━━━ Material

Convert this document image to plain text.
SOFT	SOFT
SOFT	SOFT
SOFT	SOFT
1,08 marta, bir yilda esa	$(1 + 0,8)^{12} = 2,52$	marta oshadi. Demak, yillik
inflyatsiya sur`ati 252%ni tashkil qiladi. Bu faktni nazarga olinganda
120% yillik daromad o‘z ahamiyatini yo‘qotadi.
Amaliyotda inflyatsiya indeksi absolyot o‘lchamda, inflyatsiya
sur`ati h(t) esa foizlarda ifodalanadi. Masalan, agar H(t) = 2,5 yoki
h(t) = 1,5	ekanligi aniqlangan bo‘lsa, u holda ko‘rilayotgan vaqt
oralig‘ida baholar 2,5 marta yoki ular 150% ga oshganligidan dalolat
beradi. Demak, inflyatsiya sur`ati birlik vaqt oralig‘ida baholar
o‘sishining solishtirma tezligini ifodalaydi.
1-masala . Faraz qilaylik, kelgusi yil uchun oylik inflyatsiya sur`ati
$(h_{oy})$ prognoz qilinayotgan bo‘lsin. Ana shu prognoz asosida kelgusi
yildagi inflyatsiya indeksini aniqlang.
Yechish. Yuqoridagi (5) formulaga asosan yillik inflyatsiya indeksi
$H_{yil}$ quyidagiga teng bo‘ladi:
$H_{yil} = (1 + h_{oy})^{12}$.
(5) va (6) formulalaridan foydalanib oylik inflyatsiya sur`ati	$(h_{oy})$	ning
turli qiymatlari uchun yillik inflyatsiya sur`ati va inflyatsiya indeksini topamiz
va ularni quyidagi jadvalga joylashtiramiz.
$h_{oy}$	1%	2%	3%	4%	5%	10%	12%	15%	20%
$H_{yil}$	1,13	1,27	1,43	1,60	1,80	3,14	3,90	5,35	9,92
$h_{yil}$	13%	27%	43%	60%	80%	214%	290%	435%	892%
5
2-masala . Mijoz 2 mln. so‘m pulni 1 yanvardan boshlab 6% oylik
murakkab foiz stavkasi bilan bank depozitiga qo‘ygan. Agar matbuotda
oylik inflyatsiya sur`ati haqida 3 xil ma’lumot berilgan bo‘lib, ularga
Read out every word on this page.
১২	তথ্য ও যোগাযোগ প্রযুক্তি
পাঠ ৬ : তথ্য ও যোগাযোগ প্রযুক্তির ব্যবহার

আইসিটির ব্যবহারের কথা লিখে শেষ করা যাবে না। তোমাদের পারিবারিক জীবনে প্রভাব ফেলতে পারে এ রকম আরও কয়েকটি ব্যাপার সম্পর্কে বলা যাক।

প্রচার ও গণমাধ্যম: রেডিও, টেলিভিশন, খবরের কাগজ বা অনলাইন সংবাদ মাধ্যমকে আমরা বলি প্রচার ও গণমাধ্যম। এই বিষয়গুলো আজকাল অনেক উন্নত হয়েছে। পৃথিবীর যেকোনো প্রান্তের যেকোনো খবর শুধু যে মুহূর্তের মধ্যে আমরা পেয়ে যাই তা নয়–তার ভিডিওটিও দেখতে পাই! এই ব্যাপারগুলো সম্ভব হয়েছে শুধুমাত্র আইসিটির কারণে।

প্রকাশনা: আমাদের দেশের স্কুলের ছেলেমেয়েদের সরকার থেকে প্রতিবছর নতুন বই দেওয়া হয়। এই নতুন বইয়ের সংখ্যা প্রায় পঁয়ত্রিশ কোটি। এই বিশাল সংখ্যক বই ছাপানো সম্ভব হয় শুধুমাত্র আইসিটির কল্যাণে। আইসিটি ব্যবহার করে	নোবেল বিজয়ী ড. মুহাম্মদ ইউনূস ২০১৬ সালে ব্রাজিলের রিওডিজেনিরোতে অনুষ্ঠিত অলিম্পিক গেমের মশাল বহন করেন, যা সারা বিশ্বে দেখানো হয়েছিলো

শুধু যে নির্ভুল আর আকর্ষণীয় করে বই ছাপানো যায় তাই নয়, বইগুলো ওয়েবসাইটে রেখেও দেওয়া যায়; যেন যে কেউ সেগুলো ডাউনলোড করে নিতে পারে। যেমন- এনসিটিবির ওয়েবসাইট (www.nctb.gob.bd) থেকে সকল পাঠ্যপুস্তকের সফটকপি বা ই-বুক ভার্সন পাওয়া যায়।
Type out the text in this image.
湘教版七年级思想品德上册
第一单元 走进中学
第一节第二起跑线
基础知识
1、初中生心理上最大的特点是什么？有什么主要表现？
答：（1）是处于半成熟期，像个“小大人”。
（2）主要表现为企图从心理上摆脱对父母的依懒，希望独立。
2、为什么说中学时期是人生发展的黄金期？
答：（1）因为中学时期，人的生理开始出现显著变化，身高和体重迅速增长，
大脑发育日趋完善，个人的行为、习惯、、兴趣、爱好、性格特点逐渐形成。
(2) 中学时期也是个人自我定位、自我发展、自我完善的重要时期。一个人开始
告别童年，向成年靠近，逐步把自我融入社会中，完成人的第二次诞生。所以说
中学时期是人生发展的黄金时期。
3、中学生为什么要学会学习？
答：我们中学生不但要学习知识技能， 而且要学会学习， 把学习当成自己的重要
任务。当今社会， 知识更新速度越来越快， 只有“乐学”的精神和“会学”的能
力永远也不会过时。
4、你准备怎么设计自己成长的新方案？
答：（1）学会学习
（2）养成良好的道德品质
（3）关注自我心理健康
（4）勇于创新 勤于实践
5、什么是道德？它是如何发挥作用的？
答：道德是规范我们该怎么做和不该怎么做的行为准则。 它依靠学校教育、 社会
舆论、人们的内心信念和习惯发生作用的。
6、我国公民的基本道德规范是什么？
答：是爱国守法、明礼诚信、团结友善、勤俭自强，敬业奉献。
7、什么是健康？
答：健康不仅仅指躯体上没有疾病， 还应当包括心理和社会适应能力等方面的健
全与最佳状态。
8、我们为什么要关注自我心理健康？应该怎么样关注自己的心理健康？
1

━━━━━━

Transcribe the material above in its entirety. Match it exactly.

Output:
Convert this document image to plain text.
SOFT	SOFT
SOFT	SOFT
SOFT	SOFT
1,08 marta, bir yilda esa	$(1 + 0,8)^{12} = 2,52$	marta oshadi. Demak, yillik
inflyatsiya sur`ati 252%ni tashkil qiladi. Bu faktni nazarga olinganda
120% yillik daromad o‘z ahamiyatini yo‘qotadi.
Amaliyotda inflyatsiya indeksi absolyot o‘lchamda, inflyatsiya
sur`ati h(t) esa foizlarda ifodalanadi. Masalan, agar H(t) = 2,5 yoki
h(t) = 1,5	ekanligi aniqlangan bo‘lsa, u holda ko‘rilayotgan vaqt
oralig‘ida baholar 2,5 marta yoki ular 150% ga oshganligidan dalolat
beradi. Demak, inflyatsiya sur`ati birlik vaqt oralig‘ida baholar
o‘sishining solishtirma tezligini ifodalaydi.
1-masala . Faraz qilaylik, kelgusi yil uchun oylik inflyatsiya sur`ati
$(h_{oy})$ prognoz qilinayotgan bo‘lsin. Ana shu prognoz asosida kelgusi
yildagi inflyatsiya indeksini aniqlang.
Yechish. Yuqoridagi (5) formulaga asosan yillik inflyatsiya indeksi
$H_{yil}$ quyidagiga teng bo‘ladi:
$H_{yil} = (1 + h_{oy})^{12}$.
(5) va (6) formulalaridan foydalanib oylik inflyatsiya sur`ati	$(h_{oy})$	ning
turli qiymatlari uchun yillik inflyatsiya sur`ati va inflyatsiya indeksini topamiz
va ularni quyidagi jadvalga joylashtiramiz.
$h_{oy}$	1%	2%	3%	4%	5%	10%	12%	15%	20%
$H_{yil}$	1,13	1,27	1,43	1,60	1,80	3,14	3,90	5,35	9,92
$h_{yil}$	13%	27%	43%	60%	80%	214%	290%	435%	892%
5
2-masala . Mijoz 2 mln. so‘m pulni 1 yanvardan boshlab 6% oylik
murakkab foiz stavkasi bilan bank depozitiga qo‘ygan. Agar matbuotda
oylik inflyatsiya sur`ati haqida 3 xil ma’lumot berilgan bo‘lib, ularga
Read out every word on this page.
১২	তথ্য ও যোগাযোগ প্রযুক্তি
পাঠ ৬ : তথ্য ও যোগাযোগ প্রযুক্তির ব্যবহার

আইসিটির ব্যবহারের কথা লিখে শেষ করা যাবে না। তোমাদের পারিবারিক জীবনে প্রভাব ফেলতে পারে এ রকম আরও কয়েকটি ব্যাপার সম্পর্কে বলা যাক।

প্রচার ও গণমাধ্যম: রেডিও, টেলিভিশন, খবরের কাগজ বা অনলাইন সংবাদ মাধ্যমকে আমরা বলি প্রচার ও গণমাধ্যম। এই বিষয়গুলো আজকাল অনেক উন্নত হয়েছে। পৃথিবীর যেকোনো প্রান্তের যেকোনো খবর শুধু যে মুহূর্তের মধ্যে আমরা পেয়ে যাই তা নয়–তার ভিডিওটিও দেখতে পাই! এই ব্যাপারগুলো সম্ভব হয়েছে শুধুমাত্র আইসিটির কারণে।

প্রকাশনা: আমাদের দেশের স্কুলের ছেলেমেয়েদের সরকার থেকে প্রতিবছর নতুন বই দেওয়া হয়। এই নতুন বইয়ের সংখ্যা প্রায় পঁয়ত্রিশ কোটি। এই বিশাল সংখ্যক বই ছাপানো সম্ভব হয় শুধুমাত্র আইসিটির কল্যাণে। আইসিটি ব্যবহার করে	নোবেল বিজয়ী ড. মুহাম্মদ ইউনূস ২০১৬ সালে ব্রাজিলের রিওডিজেনিরোতে অনুষ্ঠিত অলিম্পিক গেমের মশাল বহন করেন, যা সারা বিশ্বে দেখানো হয়েছিলো

শুধু যে নির্ভুল আর আকর্ষণীয় করে বই ছাপানো যায় তাই নয়, বইগুলো ওয়েবসাইটে রেখেও দেওয়া যায়; যেন যে কেউ সেগুলো ডাউনলোড করে নিতে পারে। যেমন- এনসিটিবির ওয়েবসাইট (www.nctb.gob.bd) থেকে সকল পাঠ্যপুস্তকের সফটকপি বা ই-বুক ভার্সন পাওয়া যায়।
Type out the text in this image.
湘教版七年级思想品德上册
第一单元 走进中学
第一节第二起跑线
基础知识
1、初中生心理上最大的特点是什么？有什么主要表现？
答：（1）是处于半成熟期，像个“小大人”。
（2）主要表现为企图从心理上摆脱对父母的依懒，希望独立。
2、为什么说中学时期是人生发展的黄金期？
答：（1）因为中学时期，人的生理开始出现显著变化，身高和体重迅速增长，
大脑发育日趋完善，个人的行为、习惯、、兴趣、爱好、性格特点逐渐形成。
(2) 中学时期也是个人自我定位、自我发展、自我完善的重要时期。一个人开始
告别童年，向成年靠近，逐步把自我融入社会中，完成人的第二次诞生。所以说
中学时期是人生发展的黄金时期。
3、中学生为什么要学会学习？
答：我们中学生不但要学习知识技能， 而且要学会学习， 把学习当成自己的重要
任务。当今社会， 知识更新速度越来越快， 只有“乐学”的精神和“会学”的能
力永远也不会过时。
4、你准备怎么设计自己成长的新方案？
答：（1）学会学习
（2）养成良好的道德品质
（3）关注自我心理健康
（4）勇于创新 勤于实践
5、什么是道德？它是如何发挥作用的？
答：道德是规范我们该怎么做和不该怎么做的行为准则。 它依靠学校教育、 社会
舆论、人们的内心信念和习惯发生作用的。
6、我国公民的基本道德规范是什么？
答：是爱国守法、明礼诚信、团结友善、勤俭自强，敬业奉献。
7、什么是健康？
答：健康不仅仅指躯体上没有疾病， 还应当包括心理和社会适应能力等方面的健
全与最佳状态。
8、我们为什么要关注自我心理健康？应该怎么样关注自己的心理健康？
1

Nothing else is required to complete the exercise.